> **SET EXERCISE**
Set down every entry again word for word, please, but skip the pictures.

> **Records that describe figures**
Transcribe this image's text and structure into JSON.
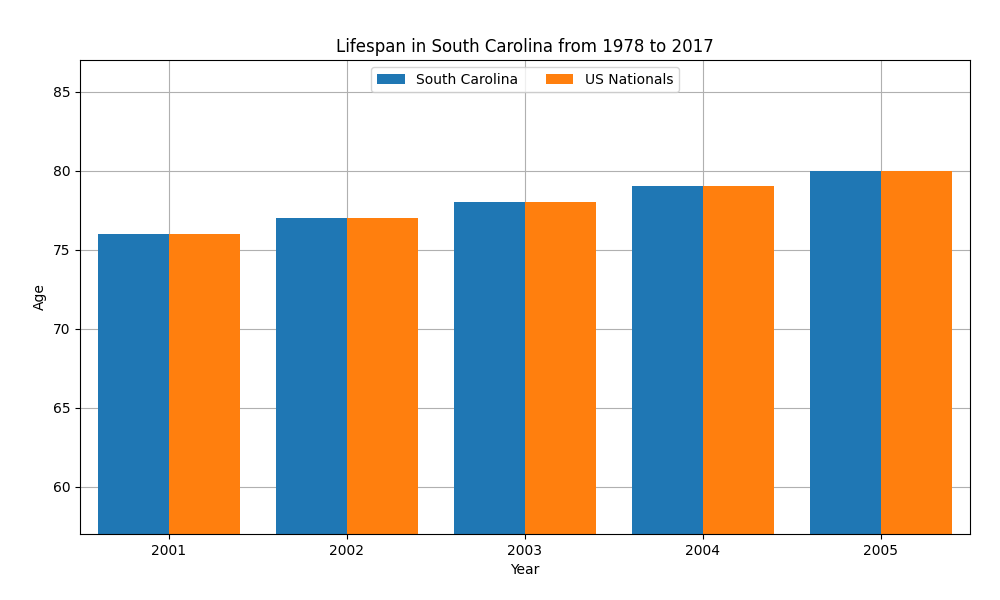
{
  "chart_data": {
    "type": "bar",
    "title": "Lifespan in South Carolina from 1978 to 2017",
    "x_label": "Year",
    "y_label": "Age",
    "categories": [
      "2001",
      "2002",
      "2003",
      "2004",
      "2005"
    ],
    "series": [
      {
        "name": "South Carolina",
        "values": [
          76,
          77,
          78,
          79,
          80
        ]
      },
      {
        "name": "US Nationals",
        "values": [
          76,
          77,
          78,
          79,
          80
        ]
      }
    ],
    "ylim": [
      57,
      87
    ],
    "yticks": [
      60,
      65,
      70,
      75,
      80,
      85
    ],
    "grid": true,
    "legend": "upper center"
  }
}
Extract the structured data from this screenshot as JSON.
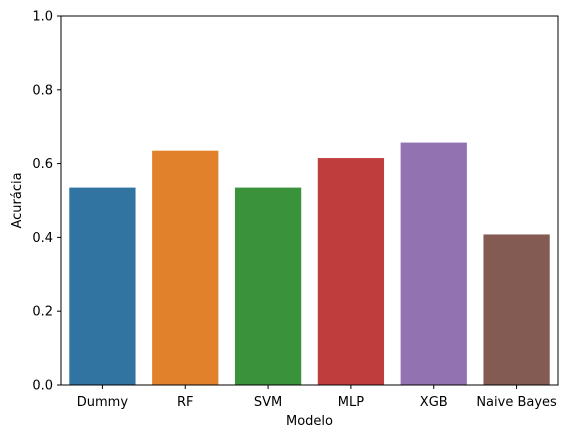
{
  "chart_data": {
    "type": "bar",
    "title": "",
    "xlabel": "Modelo",
    "ylabel": "Acurácia",
    "categories": [
      "Dummy",
      "RF",
      "SVM",
      "MLP",
      "XGB",
      "Naive Bayes"
    ],
    "values": [
      0.535,
      0.635,
      0.535,
      0.615,
      0.657,
      0.408
    ],
    "ylim": [
      0,
      1
    ],
    "yticks": [
      "0.0",
      "0.2",
      "0.4",
      "0.6",
      "0.8",
      "1.0"
    ],
    "grid": false,
    "legend": "none",
    "colors": [
      "#3274a1",
      "#e1812c",
      "#3a923a",
      "#c03d3e",
      "#9372b2",
      "#845b53"
    ]
  }
}
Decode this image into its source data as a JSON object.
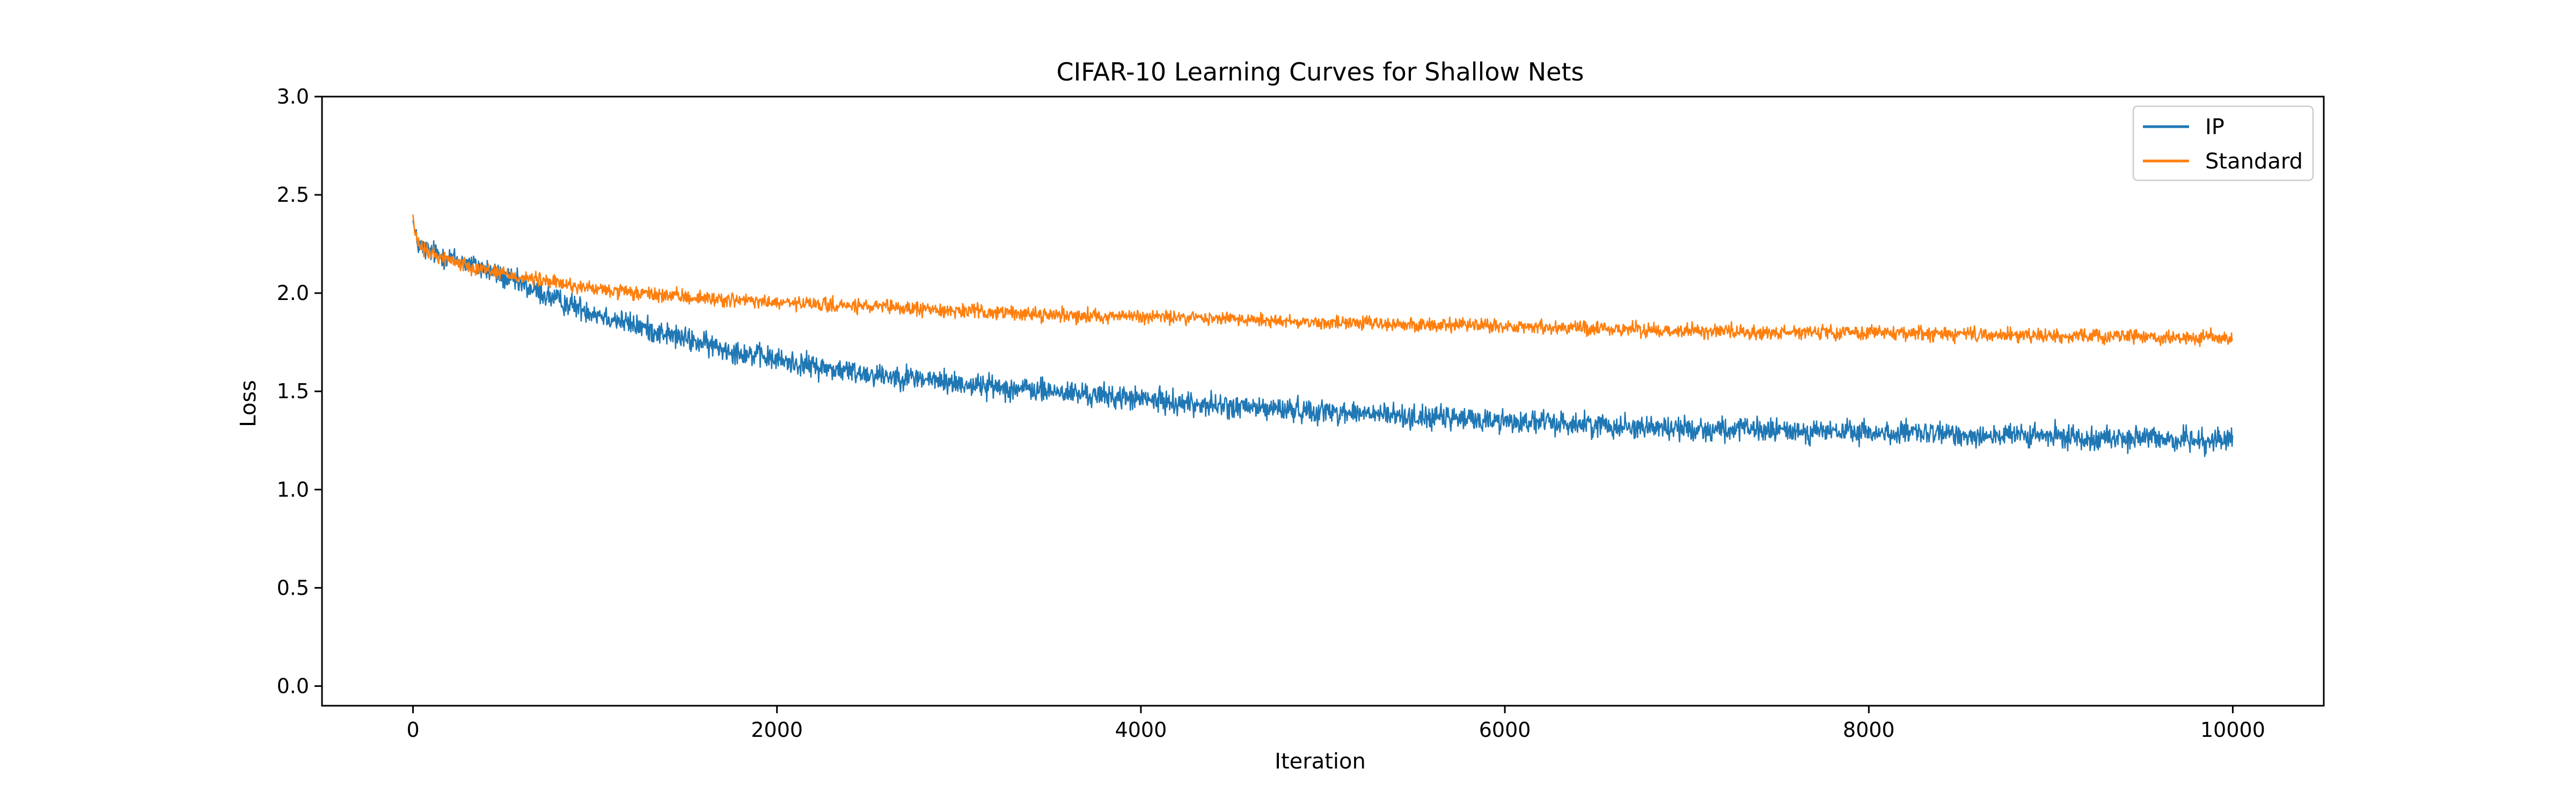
{
  "chart_data": {
    "type": "line",
    "title": "CIFAR-10 Learning Curves for Shallow Nets",
    "xlabel": "Iteration",
    "ylabel": "Loss",
    "xlim": [
      -500,
      10500
    ],
    "ylim": [
      -0.1,
      3.0
    ],
    "x_ticks": [
      0,
      2000,
      4000,
      6000,
      8000,
      10000
    ],
    "x_tick_labels": [
      "0",
      "2000",
      "4000",
      "6000",
      "8000",
      "10000"
    ],
    "y_ticks": [
      0.0,
      0.5,
      1.0,
      1.5,
      2.0,
      2.5,
      3.0
    ],
    "y_tick_labels": [
      "0.0",
      "0.5",
      "1.0",
      "1.5",
      "2.0",
      "2.5",
      "3.0"
    ],
    "grid": false,
    "legend_position": "top-right",
    "series": [
      {
        "name": "IP",
        "color": "#1f77b4",
        "noise": 0.03,
        "x": [
          0,
          20,
          50,
          100,
          200,
          300,
          400,
          500,
          600,
          700,
          800,
          1000,
          1200,
          1400,
          1600,
          1800,
          2000,
          2250,
          2500,
          2750,
          3000,
          3500,
          4000,
          4500,
          5000,
          5500,
          6000,
          6500,
          7000,
          7500,
          8000,
          8500,
          9000,
          9500,
          10000
        ],
        "y": [
          2.37,
          2.26,
          2.23,
          2.21,
          2.18,
          2.15,
          2.12,
          2.08,
          2.04,
          2.0,
          1.96,
          1.9,
          1.84,
          1.79,
          1.74,
          1.7,
          1.66,
          1.62,
          1.59,
          1.57,
          1.54,
          1.5,
          1.46,
          1.42,
          1.4,
          1.37,
          1.35,
          1.33,
          1.31,
          1.3,
          1.29,
          1.28,
          1.27,
          1.26,
          1.25
        ]
      },
      {
        "name": "Standard",
        "color": "#ff7f0e",
        "noise": 0.018,
        "x": [
          0,
          10,
          30,
          60,
          100,
          200,
          300,
          400,
          500,
          600,
          800,
          1000,
          1200,
          1500,
          2000,
          2500,
          3000,
          3500,
          4000,
          4500,
          5000,
          5500,
          6000,
          6500,
          7000,
          7500,
          8000,
          8500,
          9000,
          9500,
          10000
        ],
        "y": [
          2.4,
          2.3,
          2.25,
          2.22,
          2.2,
          2.17,
          2.14,
          2.12,
          2.1,
          2.08,
          2.05,
          2.02,
          2.0,
          1.98,
          1.95,
          1.93,
          1.91,
          1.89,
          1.88,
          1.87,
          1.85,
          1.84,
          1.83,
          1.82,
          1.81,
          1.8,
          1.8,
          1.79,
          1.78,
          1.78,
          1.77
        ]
      }
    ]
  }
}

> **EXERCISE OUTPUT**
Transcribe this image's text and structure into JSON.
{
  "chart_data": {
    "type": "bar",
    "title": "Lifespan in South Carolina from 1978 to 2017",
    "x_label": "Year",
    "y_label": "Age",
    "categories": [
      "2001",
      "2002",
      "2003",
      "2004",
      "2005"
    ],
    "series": [
      {
        "name": "South Carolina",
        "values": [
          76,
          77,
          78,
          79,
          80
        ]
      },
      {
        "name": "US Nationals",
        "values": [
          76,
          77,
          78,
          79,
          80
        ]
      }
    ],
    "ylim": [
      57,
      87
    ],
    "yticks": [
      60,
      65,
      70,
      75,
      80,
      85
    ],
    "grid": true,
    "legend": "upper center"
  }
}
Extract the structured data from this screenshot as JSON.
{
  "chart_data": {
    "type": "bar",
    "title": "",
    "xlabel": "Modelo",
    "ylabel": "Acurácia",
    "categories": [
      "Dummy",
      "RF",
      "SVM",
      "MLP",
      "XGB",
      "Naive Bayes"
    ],
    "values": [
      0.535,
      0.635,
      0.535,
      0.615,
      0.657,
      0.408
    ],
    "ylim": [
      0,
      1
    ],
    "yticks": [
      "0.0",
      "0.2",
      "0.4",
      "0.6",
      "0.8",
      "1.0"
    ],
    "grid": false,
    "legend": "none",
    "colors": [
      "#3274a1",
      "#e1812c",
      "#3a923a",
      "#c03d3e",
      "#9372b2",
      "#845b53"
    ]
  }
}
Decode this image into its source data as a JSON object.
{
  "chart_data": {
    "type": "line",
    "title": "CIFAR-10 Learning Curves for Shallow Nets",
    "xlabel": "Iteration",
    "ylabel": "Loss",
    "xlim": [
      -500,
      10500
    ],
    "ylim": [
      -0.1,
      3.0
    ],
    "x_ticks": [
      0,
      2000,
      4000,
      6000,
      8000,
      10000
    ],
    "x_tick_labels": [
      "0",
      "2000",
      "4000",
      "6000",
      "8000",
      "10000"
    ],
    "y_ticks": [
      0.0,
      0.5,
      1.0,
      1.5,
      2.0,
      2.5,
      3.0
    ],
    "y_tick_labels": [
      "0.0",
      "0.5",
      "1.0",
      "1.5",
      "2.0",
      "2.5",
      "3.0"
    ],
    "grid": false,
    "legend_position": "top-right",
    "series": [
      {
        "name": "IP",
        "color": "#1f77b4",
        "noise": 0.03,
        "x": [
          0,
          20,
          50,
          100,
          200,
          300,
          400,
          500,
          600,
          700,
          800,
          1000,
          1200,
          1400,
          1600,
          1800,
          2000,
          2250,
          2500,
          2750,
          3000,
          3500,
          4000,
          4500,
          5000,
          5500,
          6000,
          6500,
          7000,
          7500,
          8000,
          8500,
          9000,
          9500,
          10000
        ],
        "y": [
          2.37,
          2.26,
          2.23,
          2.21,
          2.18,
          2.15,
          2.12,
          2.08,
          2.04,
          2.0,
          1.96,
          1.9,
          1.84,
          1.79,
          1.74,
          1.7,
          1.66,
          1.62,
          1.59,
          1.57,
          1.54,
          1.5,
          1.46,
          1.42,
          1.4,
          1.37,
          1.35,
          1.33,
          1.31,
          1.3,
          1.29,
          1.28,
          1.27,
          1.26,
          1.25
        ]
      },
      {
        "name": "Standard",
        "color": "#ff7f0e",
        "noise": 0.018,
        "x": [
          0,
          10,
          30,
          60,
          100,
          200,
          300,
          400,
          500,
          600,
          800,
          1000,
          1200,
          1500,
          2000,
          2500,
          3000,
          3500,
          4000,
          4500,
          5000,
          5500,
          6000,
          6500,
          7000,
          7500,
          8000,
          8500,
          9000,
          9500,
          10000
        ],
        "y": [
          2.4,
          2.3,
          2.25,
          2.22,
          2.2,
          2.17,
          2.14,
          2.12,
          2.1,
          2.08,
          2.05,
          2.02,
          2.0,
          1.98,
          1.95,
          1.93,
          1.91,
          1.89,
          1.88,
          1.87,
          1.85,
          1.84,
          1.83,
          1.82,
          1.81,
          1.8,
          1.8,
          1.79,
          1.78,
          1.78,
          1.77
        ]
      }
    ]
  }
}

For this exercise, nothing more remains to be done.